**TASK OBJECTIVE**
Copy out the entries that follow, unchanged.
====
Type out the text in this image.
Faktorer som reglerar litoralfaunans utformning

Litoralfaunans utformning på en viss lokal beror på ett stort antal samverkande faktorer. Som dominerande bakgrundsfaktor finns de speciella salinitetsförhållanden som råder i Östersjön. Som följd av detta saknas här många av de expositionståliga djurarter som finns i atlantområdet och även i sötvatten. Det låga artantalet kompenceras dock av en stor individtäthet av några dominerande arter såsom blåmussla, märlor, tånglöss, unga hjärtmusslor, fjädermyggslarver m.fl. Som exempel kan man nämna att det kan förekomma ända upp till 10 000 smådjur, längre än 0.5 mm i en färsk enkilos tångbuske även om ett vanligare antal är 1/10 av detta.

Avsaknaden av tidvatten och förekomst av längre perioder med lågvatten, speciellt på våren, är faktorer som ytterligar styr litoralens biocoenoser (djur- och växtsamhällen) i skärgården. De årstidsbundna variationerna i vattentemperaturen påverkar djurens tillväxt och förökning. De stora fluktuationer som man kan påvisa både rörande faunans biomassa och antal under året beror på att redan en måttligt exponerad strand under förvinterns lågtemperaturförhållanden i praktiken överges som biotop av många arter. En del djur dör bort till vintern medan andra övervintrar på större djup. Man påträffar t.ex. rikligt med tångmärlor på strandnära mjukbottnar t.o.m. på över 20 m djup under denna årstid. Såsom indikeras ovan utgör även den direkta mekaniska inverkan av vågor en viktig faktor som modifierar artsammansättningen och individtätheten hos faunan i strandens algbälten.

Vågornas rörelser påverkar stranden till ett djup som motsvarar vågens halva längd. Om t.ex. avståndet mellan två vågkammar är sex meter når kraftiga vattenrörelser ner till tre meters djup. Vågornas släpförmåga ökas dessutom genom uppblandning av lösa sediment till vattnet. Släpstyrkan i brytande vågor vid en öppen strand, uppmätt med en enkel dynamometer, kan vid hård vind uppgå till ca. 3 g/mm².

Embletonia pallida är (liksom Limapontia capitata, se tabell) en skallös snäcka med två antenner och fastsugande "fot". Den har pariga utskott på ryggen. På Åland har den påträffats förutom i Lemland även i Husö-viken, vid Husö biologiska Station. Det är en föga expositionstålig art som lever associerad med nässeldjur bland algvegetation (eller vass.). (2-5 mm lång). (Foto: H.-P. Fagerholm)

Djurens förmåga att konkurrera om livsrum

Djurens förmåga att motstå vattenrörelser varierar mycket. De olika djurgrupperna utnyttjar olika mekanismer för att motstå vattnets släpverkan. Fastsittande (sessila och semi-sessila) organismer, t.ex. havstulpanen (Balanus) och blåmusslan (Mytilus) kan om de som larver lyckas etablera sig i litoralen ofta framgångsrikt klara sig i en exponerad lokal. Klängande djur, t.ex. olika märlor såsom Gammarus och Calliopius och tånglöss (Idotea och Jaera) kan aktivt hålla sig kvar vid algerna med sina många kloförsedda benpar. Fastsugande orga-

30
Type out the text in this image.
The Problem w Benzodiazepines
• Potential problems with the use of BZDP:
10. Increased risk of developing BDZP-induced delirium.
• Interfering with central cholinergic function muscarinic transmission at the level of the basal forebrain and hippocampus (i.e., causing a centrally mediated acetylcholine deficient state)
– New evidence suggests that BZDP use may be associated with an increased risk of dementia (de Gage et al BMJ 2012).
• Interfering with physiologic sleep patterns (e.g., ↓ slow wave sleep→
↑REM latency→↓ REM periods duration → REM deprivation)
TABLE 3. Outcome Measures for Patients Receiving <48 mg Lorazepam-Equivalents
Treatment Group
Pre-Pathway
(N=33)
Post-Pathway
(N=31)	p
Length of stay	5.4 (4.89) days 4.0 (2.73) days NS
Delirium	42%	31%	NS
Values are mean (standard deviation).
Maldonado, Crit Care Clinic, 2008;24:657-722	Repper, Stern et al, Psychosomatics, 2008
====
**TASK RESULT**
Type out the text in this image.
Faktorer som reglerar litoralfaunans utformning

Litoralfaunans utformning på en viss lokal beror på ett stort antal samverkande faktorer. Som dominerande bakgrundsfaktor finns de speciella salinitetsförhållanden som råder i Östersjön. Som följd av detta saknas här många av de expositionståliga djurarter som finns i atlantområdet och även i sötvatten. Det låga artantalet kompenceras dock av en stor individtäthet av några dominerande arter såsom blåmussla, märlor, tånglöss, unga hjärtmusslor, fjädermyggslarver m.fl. Som exempel kan man nämna att det kan förekomma ända upp till 10 000 smådjur, längre än 0.5 mm i en färsk enkilos tångbuske även om ett vanligare antal är 1/10 av detta.

Avsaknaden av tidvatten och förekomst av längre perioder med lågvatten, speciellt på våren, är faktorer som ytterligar styr litoralens biocoenoser (djur- och växtsamhällen) i skärgården. De årstidsbundna variationerna i vattentemperaturen påverkar djurens tillväxt och förökning. De stora fluktuationer som man kan påvisa både rörande faunans biomassa och antal under året beror på att redan en måttligt exponerad strand under förvinterns lågtemperaturförhållanden i praktiken överges som biotop av många arter. En del djur dör bort till vintern medan andra övervintrar på större djup. Man påträffar t.ex. rikligt med tångmärlor på strandnära mjukbottnar t.o.m. på över 20 m djup under denna årstid. Såsom indikeras ovan utgör även den direkta mekaniska inverkan av vågor en viktig faktor som modifierar artsammansättningen och individtätheten hos faunan i strandens algbälten.

Vågornas rörelser påverkar stranden till ett djup som motsvarar vågens halva längd. Om t.ex. avståndet mellan två vågkammar är sex meter når kraftiga vattenrörelser ner till tre meters djup. Vågornas släpförmåga ökas dessutom genom uppblandning av lösa sediment till vattnet. Släpstyrkan i brytande vågor vid en öppen strand, uppmätt med en enkel dynamometer, kan vid hård vind uppgå till ca. 3 g/mm².

Embletonia pallida är (liksom Limapontia capitata, se tabell) en skallös snäcka med två antenner och fastsugande "fot". Den har pariga utskott på ryggen. På Åland har den påträffats förutom i Lemland även i Husö-viken, vid Husö biologiska Station. Det är en föga expositionstålig art som lever associerad med nässeldjur bland algvegetation (eller vass.). (2-5 mm lång). (Foto: H.-P. Fagerholm)

Djurens förmåga att konkurrera om livsrum

Djurens förmåga att motstå vattenrörelser varierar mycket. De olika djurgrupperna utnyttjar olika mekanismer för att motstå vattnets släpverkan. Fastsittande (sessila och semi-sessila) organismer, t.ex. havstulpanen (Balanus) och blåmusslan (Mytilus) kan om de som larver lyckas etablera sig i litoralen ofta framgångsrikt klara sig i en exponerad lokal. Klängande djur, t.ex. olika märlor såsom Gammarus och Calliopius och tånglöss (Idotea och Jaera) kan aktivt hålla sig kvar vid algerna med sina många kloförsedda benpar. Fastsugande orga-

30
Type out the text in this image.
The Problem w Benzodiazepines
• Potential problems with the use of BZDP:
10. Increased risk of developing BDZP-induced delirium.
• Interfering with central cholinergic function muscarinic transmission at the level of the basal forebrain and hippocampus (i.e., causing a centrally mediated acetylcholine deficient state)
– New evidence suggests that BZDP use may be associated with an increased risk of dementia (de Gage et al BMJ 2012).
• Interfering with physiologic sleep patterns (e.g., ↓ slow wave sleep→
↑REM latency→↓ REM periods duration → REM deprivation)
TABLE 3. Outcome Measures for Patients Receiving <48 mg Lorazepam-Equivalents
Treatment Group
Pre-Pathway
(N=33)
Post-Pathway
(N=31)	p
Length of stay	5.4 (4.89) days 4.0 (2.73) days NS
Delirium	42%	31%	NS
Values are mean (standard deviation).
Maldonado, Crit Care Clinic, 2008;24:657-722	Repper, Stern et al, Psychosomatics, 2008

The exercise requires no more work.